Make an exact copy of the data below, leaving out every picture.

════════════════

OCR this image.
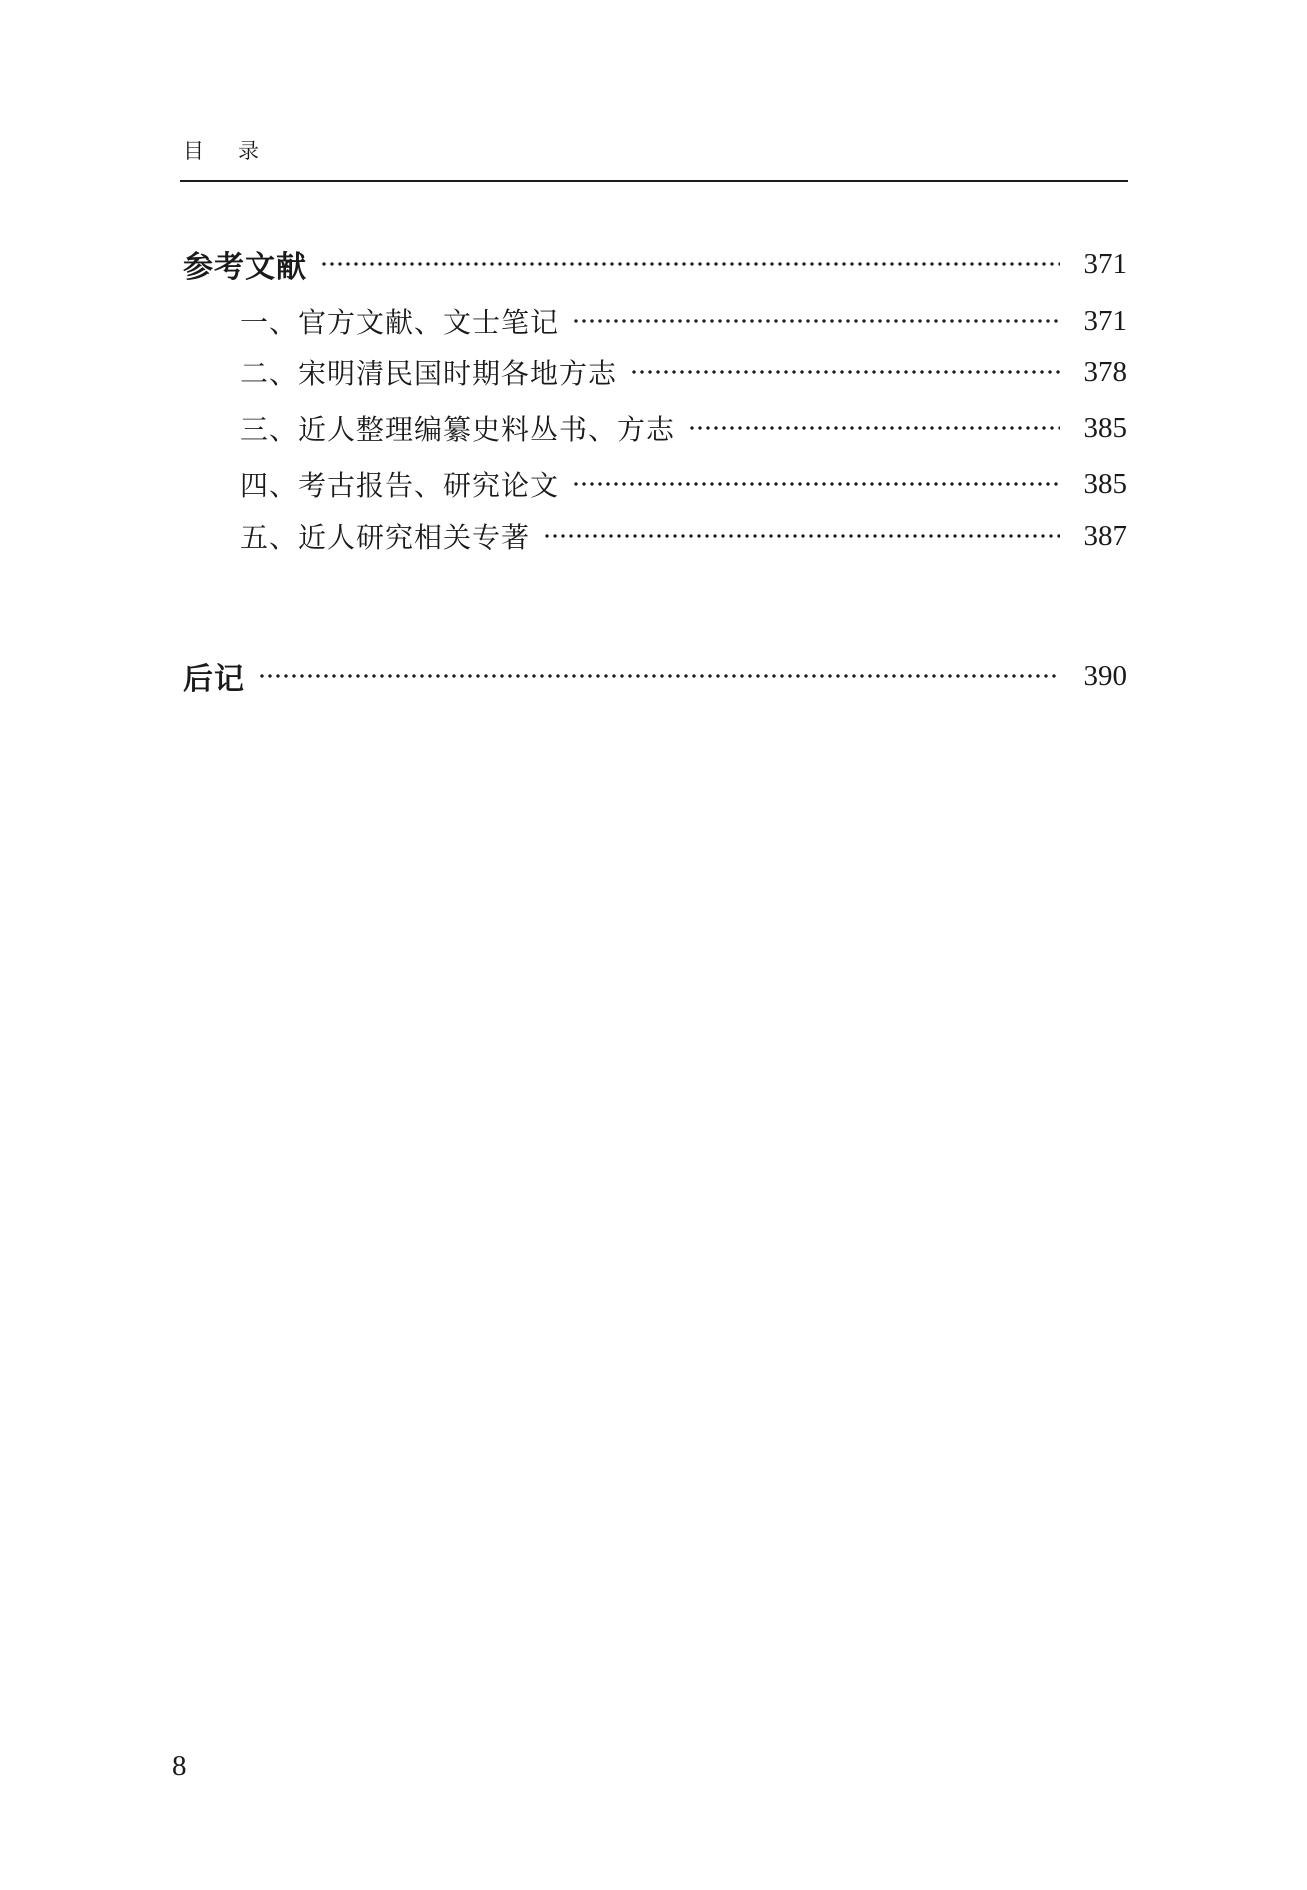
目 录
参考文献	371
一、官方文献、文士笔记	371
二、宋明清民国时期各地方志	378
三、近人整理编纂史料丛书、方志	385
四、考古报告、研究论文	385
五、近人研究相关专著	387
后记	390
8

════════════════

#### Correct response:
OCR this image.
目 录
参考文献	371
一、官方文献、文士笔记	371
二、宋明清民国时期各地方志	378
三、近人整理编纂史料丛书、方志	385
四、考古报告、研究论文	385
五、近人研究相关专著	387
后记	390
8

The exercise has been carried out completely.